__Task brief__. Please revise the items below by replacing "Patent image size" with "Drawing dimensions" wherever it occurs, keeping everything else the same.

__Source records__.
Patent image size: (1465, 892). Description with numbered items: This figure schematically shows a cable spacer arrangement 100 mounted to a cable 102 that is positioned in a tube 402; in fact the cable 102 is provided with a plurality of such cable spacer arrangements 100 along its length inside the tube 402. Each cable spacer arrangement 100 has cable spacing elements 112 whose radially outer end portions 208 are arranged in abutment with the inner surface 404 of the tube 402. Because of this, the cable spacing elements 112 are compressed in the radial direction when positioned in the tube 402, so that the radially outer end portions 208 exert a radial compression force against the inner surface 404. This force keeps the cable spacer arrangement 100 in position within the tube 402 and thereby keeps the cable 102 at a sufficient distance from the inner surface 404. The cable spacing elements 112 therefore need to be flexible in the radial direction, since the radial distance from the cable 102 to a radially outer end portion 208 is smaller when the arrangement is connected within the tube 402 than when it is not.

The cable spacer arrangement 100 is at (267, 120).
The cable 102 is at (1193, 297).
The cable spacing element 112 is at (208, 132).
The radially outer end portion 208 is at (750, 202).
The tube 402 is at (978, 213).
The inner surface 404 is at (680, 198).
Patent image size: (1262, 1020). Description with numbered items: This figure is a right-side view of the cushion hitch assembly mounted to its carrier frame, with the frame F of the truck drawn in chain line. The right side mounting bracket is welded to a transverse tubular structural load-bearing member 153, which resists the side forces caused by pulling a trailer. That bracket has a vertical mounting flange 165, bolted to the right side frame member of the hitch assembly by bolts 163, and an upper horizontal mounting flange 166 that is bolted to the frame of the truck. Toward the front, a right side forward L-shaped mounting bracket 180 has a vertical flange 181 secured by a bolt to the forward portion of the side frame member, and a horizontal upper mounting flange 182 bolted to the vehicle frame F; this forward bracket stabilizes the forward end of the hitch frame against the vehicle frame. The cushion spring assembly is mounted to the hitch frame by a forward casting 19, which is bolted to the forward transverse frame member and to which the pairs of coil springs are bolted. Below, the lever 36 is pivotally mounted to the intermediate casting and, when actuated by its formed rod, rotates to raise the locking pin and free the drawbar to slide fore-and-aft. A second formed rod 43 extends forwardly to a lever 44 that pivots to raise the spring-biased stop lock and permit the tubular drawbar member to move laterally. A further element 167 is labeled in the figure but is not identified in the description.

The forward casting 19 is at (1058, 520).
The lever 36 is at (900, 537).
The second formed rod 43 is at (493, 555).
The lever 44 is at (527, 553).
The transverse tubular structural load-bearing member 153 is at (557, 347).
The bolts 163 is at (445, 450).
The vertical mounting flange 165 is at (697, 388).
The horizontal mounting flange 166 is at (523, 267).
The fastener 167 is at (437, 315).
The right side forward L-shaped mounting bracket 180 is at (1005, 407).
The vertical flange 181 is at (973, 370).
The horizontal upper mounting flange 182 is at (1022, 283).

__Solution for this exercise__.
Drawing dimensions: (1465, 892). Description with numbered items: This figure schematically shows a cable spacer arrangement 100 mounted to a cable 102 that is positioned in a tube 402; in fact the cable 102 is provided with a plurality of such cable spacer arrangements 100 along its length inside the tube 402. Each cable spacer arrangement 100 has cable spacing elements 112 whose radially outer end portions 208 are arranged in abutment with the inner surface 404 of the tube 402. Because of this, the cable spacing elements 112 are compressed in the radial direction when positioned in the tube 402, so that the radially outer end portions 208 exert a radial compression force against the inner surface 404. This force keeps the cable spacer arrangement 100 in position within the tube 402 and thereby keeps the cable 102 at a sufficient distance from the inner surface 404. The cable spacing elements 112 therefore need to be flexible in the radial direction, since the radial distance from the cable 102 to a radially outer end portion 208 is smaller when the arrangement is connected within the tube 402 than when it is not.

The cable spacer arrangement 100 is at (267, 120).
The cable 102 is at (1193, 297).
The cable spacing element 112 is at (208, 132).
The radially outer end portion 208 is at (750, 202).
The tube 402 is at (978, 213).
The inner surface 404 is at (680, 198).
Drawing dimensions: (1262, 1020). Description with numbered items: This figure is a right-side view of the cushion hitch assembly mounted to its carrier frame, with the frame F of the truck drawn in chain line. The right side mounting bracket is welded to a transverse tubular structural load-bearing member 153, which resists the side forces caused by pulling a trailer. That bracket has a vertical mounting flange 165, bolted to the right side frame member of the hitch assembly by bolts 163, and an upper horizontal mounting flange 166 that is bolted to the frame of the truck. Toward the front, a right side forward L-shaped mounting bracket 180 has a vertical flange 181 secured by a bolt to the forward portion of the side frame member, and a horizontal upper mounting flange 182 bolted to the vehicle frame F; this forward bracket stabilizes the forward end of the hitch frame against the vehicle frame. The cushion spring assembly is mounted to the hitch frame by a forward casting 19, which is bolted to the forward transverse frame member and to which the pairs of coil springs are bolted. Below, the lever 36 is pivotally mounted to the intermediate casting and, when actuated by its formed rod, rotates to raise the locking pin and free the drawbar to slide fore-and-aft. A second formed rod 43 extends forwardly to a lever 44 that pivots to raise the spring-biased stop lock and permit the tubular drawbar member to move laterally. A further element 167 is labeled in the figure but is not identified in the description.

The forward casting 19 is at (1058, 520).
The lever 36 is at (900, 537).
The second formed rod 43 is at (493, 555).
The lever 44 is at (527, 553).
The transverse tubular structural load-bearing member 153 is at (557, 347).
The bolts 163 is at (445, 450).
The vertical mounting flange 165 is at (697, 388).
The horizontal mounting flange 166 is at (523, 267).
The fastener 167 is at (437, 315).
The right side forward L-shaped mounting bracket 180 is at (1005, 407).
The vertical flange 181 is at (973, 370).
The horizontal upper mounting flange 182 is at (1022, 283).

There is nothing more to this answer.